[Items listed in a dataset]
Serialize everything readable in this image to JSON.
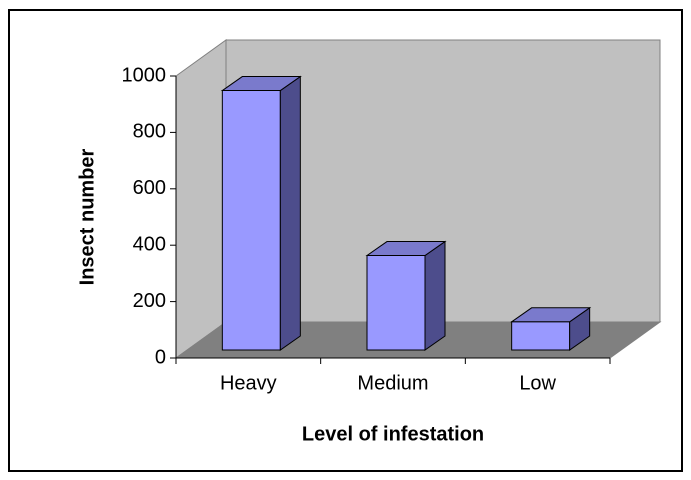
{
  "chart_data": {
    "type": "bar3d",
    "categories": [
      "Heavy",
      "Medium",
      "Low"
    ],
    "values": [
      920,
      335,
      100
    ],
    "color": "#9999ff",
    "ylim": [
      0,
      1000
    ],
    "yticks": [
      0,
      200,
      400,
      600,
      800,
      1000
    ],
    "xlabel": "Level of infestation",
    "ylabel": "Insect number",
    "grid": false
  }
}
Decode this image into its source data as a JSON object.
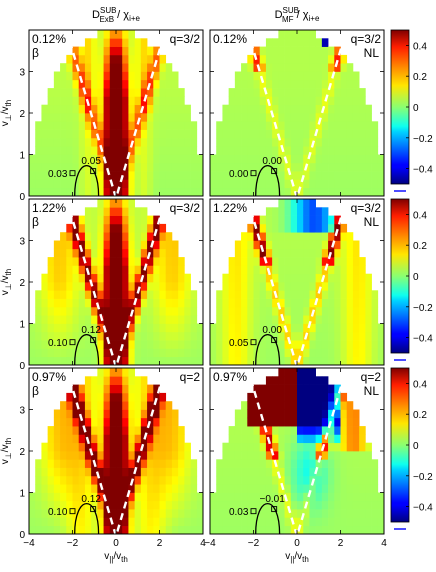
{
  "titles": {
    "left": {
      "base": "D",
      "sup": "SUB",
      "sub": "ExB",
      "div": " / χ",
      "div_sub": "i+e"
    },
    "right": {
      "base": "D",
      "sup": "SUB",
      "sub": "MF",
      "div": " / χ",
      "div_sub": "i+e"
    }
  },
  "axes": {
    "ylabel": {
      "base": "v",
      "sub": "⊥",
      "div": "/v",
      "div_sub": "th"
    },
    "xlabel": {
      "base": "v",
      "sub": "||",
      "div": "/v",
      "div_sub": "th"
    },
    "xlim": [
      -4,
      4
    ],
    "ylim": [
      0,
      4
    ],
    "xticks": [
      "−4",
      "−2",
      "0",
      "2",
      "4"
    ],
    "yticks": [
      "0",
      "1",
      "2",
      "3"
    ]
  },
  "colorbar": {
    "ticks": [
      "0.4",
      "0.2",
      "0",
      "−0.2",
      "−0.4"
    ],
    "range": [
      -0.5,
      0.5
    ],
    "colormap": "jet"
  },
  "chart_data": [
    {
      "type": "heatmap",
      "quantity": "ExB",
      "row": 1,
      "beta_pct": "0.12%",
      "beta_symbol": "β",
      "q_label": "q=3/2",
      "nl_label": "",
      "contour_labels": [
        "0.03",
        "0.05"
      ],
      "dashed_v_slope": 1.78,
      "vertex_v_perp": -0.05
    },
    {
      "type": "heatmap",
      "quantity": "MF",
      "row": 1,
      "beta_pct": "0.12%",
      "beta_symbol": "",
      "q_label": "q=3/2",
      "nl_label": "NL",
      "contour_labels": [
        "0.00",
        "0.00"
      ],
      "dashed_v_slope": 1.78,
      "vertex_v_perp": -0.05
    },
    {
      "type": "heatmap",
      "quantity": "ExB",
      "row": 2,
      "beta_pct": "1.22%",
      "beta_symbol": "β",
      "q_label": "q=3/2",
      "nl_label": "",
      "contour_labels": [
        "0.10",
        "0.12"
      ],
      "dashed_v_slope": 1.78,
      "vertex_v_perp": -0.05
    },
    {
      "type": "heatmap",
      "quantity": "MF",
      "row": 2,
      "beta_pct": "1.22%",
      "beta_symbol": "",
      "q_label": "q=3/2",
      "nl_label": "NL",
      "contour_labels": [
        "0.05",
        "0.00"
      ],
      "dashed_v_slope": 1.78,
      "vertex_v_perp": -0.05
    },
    {
      "type": "heatmap",
      "quantity": "ExB",
      "row": 3,
      "beta_pct": "0.97%",
      "beta_symbol": "β",
      "q_label": "q=2",
      "nl_label": "",
      "contour_labels": [
        "0.10",
        "0.12"
      ],
      "dashed_v_slope": 1.78,
      "vertex_v_perp": -0.05
    },
    {
      "type": "heatmap",
      "quantity": "MF",
      "row": 3,
      "beta_pct": "0.97%",
      "beta_symbol": "",
      "q_label": "q=2",
      "nl_label": "NL",
      "contour_labels": [
        "0.03",
        "−0.01"
      ],
      "dashed_v_slope": 1.78,
      "vertex_v_perp": -0.05
    }
  ]
}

Short problem: Write out all the entries again, word for word, and print no images.

Response:
Serialize everything readable in this image to JSON.
{
  "chart_data": {
    "type": "bar3d",
    "categories": [
      "Heavy",
      "Medium",
      "Low"
    ],
    "values": [
      920,
      335,
      100
    ],
    "color": "#9999ff",
    "ylim": [
      0,
      1000
    ],
    "yticks": [
      0,
      200,
      400,
      600,
      800,
      1000
    ],
    "xlabel": "Level of infestation",
    "ylabel": "Insect number",
    "grid": false
  }
}
Decode this image into its source data as a JSON object.
{
  "titles": {
    "left": {
      "base": "D",
      "sup": "SUB",
      "sub": "ExB",
      "div": " / χ",
      "div_sub": "i+e"
    },
    "right": {
      "base": "D",
      "sup": "SUB",
      "sub": "MF",
      "div": " / χ",
      "div_sub": "i+e"
    }
  },
  "axes": {
    "ylabel": {
      "base": "v",
      "sub": "⊥",
      "div": "/v",
      "div_sub": "th"
    },
    "xlabel": {
      "base": "v",
      "sub": "||",
      "div": "/v",
      "div_sub": "th"
    },
    "xlim": [
      -4,
      4
    ],
    "ylim": [
      0,
      4
    ],
    "xticks": [
      "−4",
      "−2",
      "0",
      "2",
      "4"
    ],
    "yticks": [
      "0",
      "1",
      "2",
      "3"
    ]
  },
  "colorbar": {
    "ticks": [
      "0.4",
      "0.2",
      "0",
      "−0.2",
      "−0.4"
    ],
    "range": [
      -0.5,
      0.5
    ],
    "colormap": "jet"
  },
  "chart_data": [
    {
      "type": "heatmap",
      "quantity": "ExB",
      "row": 1,
      "beta_pct": "0.12%",
      "beta_symbol": "β",
      "q_label": "q=3/2",
      "nl_label": "",
      "contour_labels": [
        "0.03",
        "0.05"
      ],
      "dashed_v_slope": 1.78,
      "vertex_v_perp": -0.05
    },
    {
      "type": "heatmap",
      "quantity": "MF",
      "row": 1,
      "beta_pct": "0.12%",
      "beta_symbol": "",
      "q_label": "q=3/2",
      "nl_label": "NL",
      "contour_labels": [
        "0.00",
        "0.00"
      ],
      "dashed_v_slope": 1.78,
      "vertex_v_perp": -0.05
    },
    {
      "type": "heatmap",
      "quantity": "ExB",
      "row": 2,
      "beta_pct": "1.22%",
      "beta_symbol": "β",
      "q_label": "q=3/2",
      "nl_label": "",
      "contour_labels": [
        "0.10",
        "0.12"
      ],
      "dashed_v_slope": 1.78,
      "vertex_v_perp": -0.05
    },
    {
      "type": "heatmap",
      "quantity": "MF",
      "row": 2,
      "beta_pct": "1.22%",
      "beta_symbol": "",
      "q_label": "q=3/2",
      "nl_label": "NL",
      "contour_labels": [
        "0.05",
        "0.00"
      ],
      "dashed_v_slope": 1.78,
      "vertex_v_perp": -0.05
    },
    {
      "type": "heatmap",
      "quantity": "ExB",
      "row": 3,
      "beta_pct": "0.97%",
      "beta_symbol": "β",
      "q_label": "q=2",
      "nl_label": "",
      "contour_labels": [
        "0.10",
        "0.12"
      ],
      "dashed_v_slope": 1.78,
      "vertex_v_perp": -0.05
    },
    {
      "type": "heatmap",
      "quantity": "MF",
      "row": 3,
      "beta_pct": "0.97%",
      "beta_symbol": "",
      "q_label": "q=2",
      "nl_label": "NL",
      "contour_labels": [
        "0.03",
        "−0.01"
      ],
      "dashed_v_slope": 1.78,
      "vertex_v_perp": -0.05
    }
  ]
}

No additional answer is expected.